-------- Data entries

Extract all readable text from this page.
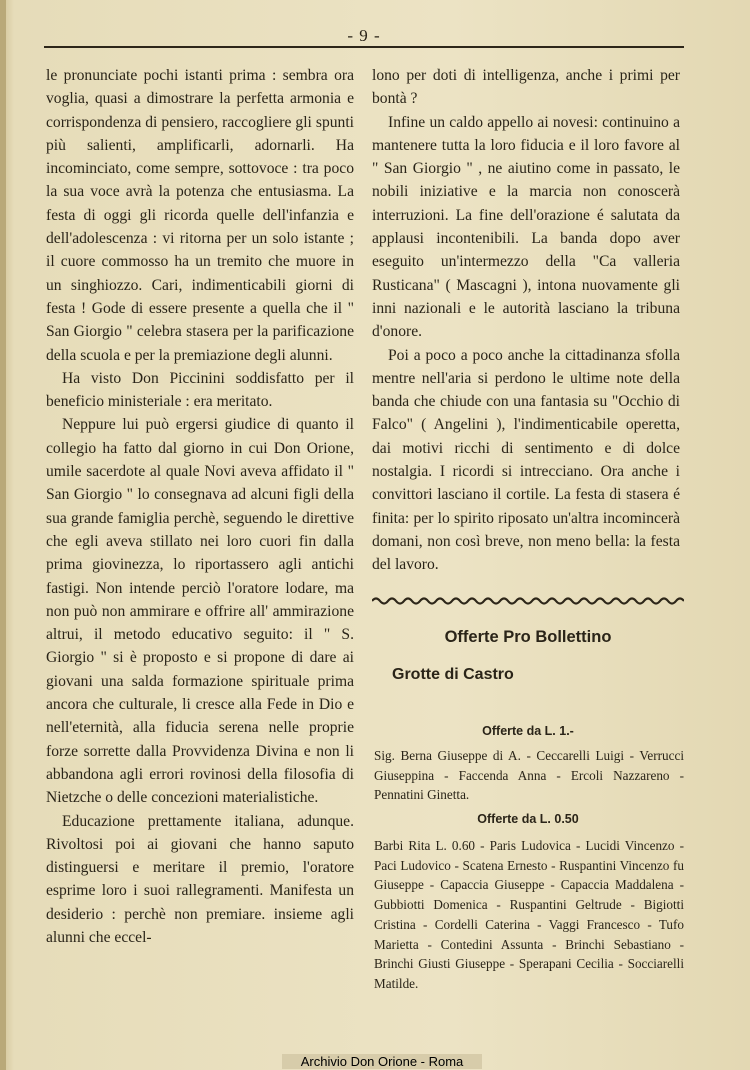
- 9 -

le pronunciate pochi istanti prima : sembra ora voglia, quasi a dimostrare la perfetta armonia e corrispondenza di pensiero, raccogliere gli spunti più salienti, amplificarli, adornarli. Ha incominciato, come sempre, sottovoce : tra poco la sua voce avrà la potenza che entusiasma. La festa di oggi gli ricorda quelle dell'infanzia e dell'adolescenza : vi ritorna per un solo istante ; il cuore commosso ha un tremito che muore in un singhiozzo. Cari, indimenticabili giorni di festa ! Gode di essere presente a quella che il " San Giorgio " celebra stasera per la parificazione della scuola e per la premiazione degli alunni.

Ha visto Don Piccinini soddisfatto per il beneficio ministeriale : era meritato.

Neppure lui può ergersi giudice di quanto il collegio ha fatto dal giorno in cui Don Orione, umile sacerdote al quale Novi aveva affidato il " San Giorgio " lo consegnava ad alcuni figli della sua grande famiglia perchè, seguendo le direttive che egli aveva stillato nei loro cuori fin dalla prima giovinezza, lo riportassero agli antichi fastigi. Non intende perciò l'oratore lodare, ma non può non ammirare e offrire all' ammirazione altrui, il metodo educativo seguito: il " S. Giorgio " si è proposto e si propone di dare ai giovani una salda formazione spirituale prima ancora che culturale, li cresce alla Fede in Dio e nell'eternità, alla fiducia serena nelle proprie forze sorrette dalla Provvidenza Divina e non li abbandona agli errori rovinosi della filosofia di Nietzche o delle concezioni materialistiche.

Educazione prettamente italiana, adunque. Rivoltosi poi ai giovani che hanno saputo distinguersi e meritare il premio, l'oratore esprime loro i suoi rallegramenti. Manifesta un desiderio : perchè non premiare. insieme agli alunni che eccel-

lono per doti di intelligenza, anche i primi per bontà ?

Infine un caldo appello ai novesi: continuino a mantenere tutta la loro fiducia e il loro favore al " San Giorgio " , ne aiutino come in passato, le nobili iniziative e la marcia non conoscerà interruzioni. La fine dell'orazione é salutata da applausi incontenibili. La banda dopo aver eseguito un'intermezzo della "Ca valleria Rusticana" ( Mascagni ), intona nuovamente gli inni nazionali e le autorità lasciano la tribuna d'onore.

Poi a poco a poco anche la cittadinanza sfolla mentre nell'aria si perdono le ultime note della banda che chiude con una fantasia su "Occhio di Falco" ( Angelini ), l'indimenticabile operetta, dai motivi ricchi di sentimento e di dolce nostalgia. I ricordi si intrecciano. Ora anche i convittori lasciano il cortile. La festa di stasera é finita: per lo spirito riposato un'altra incomincerà domani, non così breve, non meno bella: la festa del lavoro.

Offerte Pro Bollettino
Grotte di Castro
Offerte da L. 1.-
Sig. Berna Giuseppe di A. - Ceccarelli Luigi - Verrucci Giuseppina - Faccenda Anna - Ercoli Nazzareno - Pennatini Ginetta.
Offerte da L. 0.50
Barbi Rita L. 0.60 - Paris Ludovica - Lucidi Vincenzo - Paci Ludovico - Scatena Ernesto - Ruspantini Vincenzo fu Giuseppe - Capaccia Giuseppe - Capaccia Maddalena - Gubbiotti Domenica - Ruspantini Geltrude - Bigiotti Cristina - Cordelli Caterina - Vaggi Francesco - Tufo Marietta - Contedini Assunta - Brinchi Sebastiano - Brinchi Giusti Giuseppe - Sperapani Cecilia - Socciarelli Matilde.
Archivio Don Orione - Roma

----------------

#### Your objective
In the copy, include no pictures; restate the listing above exactly.

#### Complete answer
Extract all readable text from this page.
- 9 -

le pronunciate pochi istanti prima : sembra ora voglia, quasi a dimostrare la perfetta armonia e corrispondenza di pensiero, raccogliere gli spunti più salienti, amplificarli, adornarli. Ha incominciato, come sempre, sottovoce : tra poco la sua voce avrà la potenza che entusiasma. La festa di oggi gli ricorda quelle dell'infanzia e dell'adolescenza : vi ritorna per un solo istante ; il cuore commosso ha un tremito che muore in un singhiozzo. Cari, indimenticabili giorni di festa ! Gode di essere presente a quella che il " San Giorgio " celebra stasera per la parificazione della scuola e per la premiazione degli alunni.

Ha visto Don Piccinini soddisfatto per il beneficio ministeriale : era meritato.

Neppure lui può ergersi giudice di quanto il collegio ha fatto dal giorno in cui Don Orione, umile sacerdote al quale Novi aveva affidato il " San Giorgio " lo consegnava ad alcuni figli della sua grande famiglia perchè, seguendo le direttive che egli aveva stillato nei loro cuori fin dalla prima giovinezza, lo riportassero agli antichi fastigi. Non intende perciò l'oratore lodare, ma non può non ammirare e offrire all' ammirazione altrui, il metodo educativo seguito: il " S. Giorgio " si è proposto e si propone di dare ai giovani una salda formazione spirituale prima ancora che culturale, li cresce alla Fede in Dio e nell'eternità, alla fiducia serena nelle proprie forze sorrette dalla Provvidenza Divina e non li abbandona agli errori rovinosi della filosofia di Nietzche o delle concezioni materialistiche.

Educazione prettamente italiana, adunque. Rivoltosi poi ai giovani che hanno saputo distinguersi e meritare il premio, l'oratore esprime loro i suoi rallegramenti. Manifesta un desiderio : perchè non premiare. insieme agli alunni che eccel-

lono per doti di intelligenza, anche i primi per bontà ?

Infine un caldo appello ai novesi: continuino a mantenere tutta la loro fiducia e il loro favore al " San Giorgio " , ne aiutino come in passato, le nobili iniziative e la marcia non conoscerà interruzioni. La fine dell'orazione é salutata da applausi incontenibili. La banda dopo aver eseguito un'intermezzo della "Ca valleria Rusticana" ( Mascagni ), intona nuovamente gli inni nazionali e le autorità lasciano la tribuna d'onore.

Poi a poco a poco anche la cittadinanza sfolla mentre nell'aria si perdono le ultime note della banda che chiude con una fantasia su "Occhio di Falco" ( Angelini ), l'indimenticabile operetta, dai motivi ricchi di sentimento e di dolce nostalgia. I ricordi si intrecciano. Ora anche i convittori lasciano il cortile. La festa di stasera é finita: per lo spirito riposato un'altra incomincerà domani, non così breve, non meno bella: la festa del lavoro.

Offerte Pro Bollettino
Grotte di Castro
Offerte da L. 1.-
Sig. Berna Giuseppe di A. - Ceccarelli Luigi - Verrucci Giuseppina - Faccenda Anna - Ercoli Nazzareno - Pennatini Ginetta.
Offerte da L. 0.50
Barbi Rita L. 0.60 - Paris Ludovica - Lucidi Vincenzo - Paci Ludovico - Scatena Ernesto - Ruspantini Vincenzo fu Giuseppe - Capaccia Giuseppe - Capaccia Maddalena - Gubbiotti Domenica - Ruspantini Geltrude - Bigiotti Cristina - Cordelli Caterina - Vaggi Francesco - Tufo Marietta - Contedini Assunta - Brinchi Sebastiano - Brinchi Giusti Giuseppe - Sperapani Cecilia - Socciarelli Matilde.
Archivio Don Orione - Roma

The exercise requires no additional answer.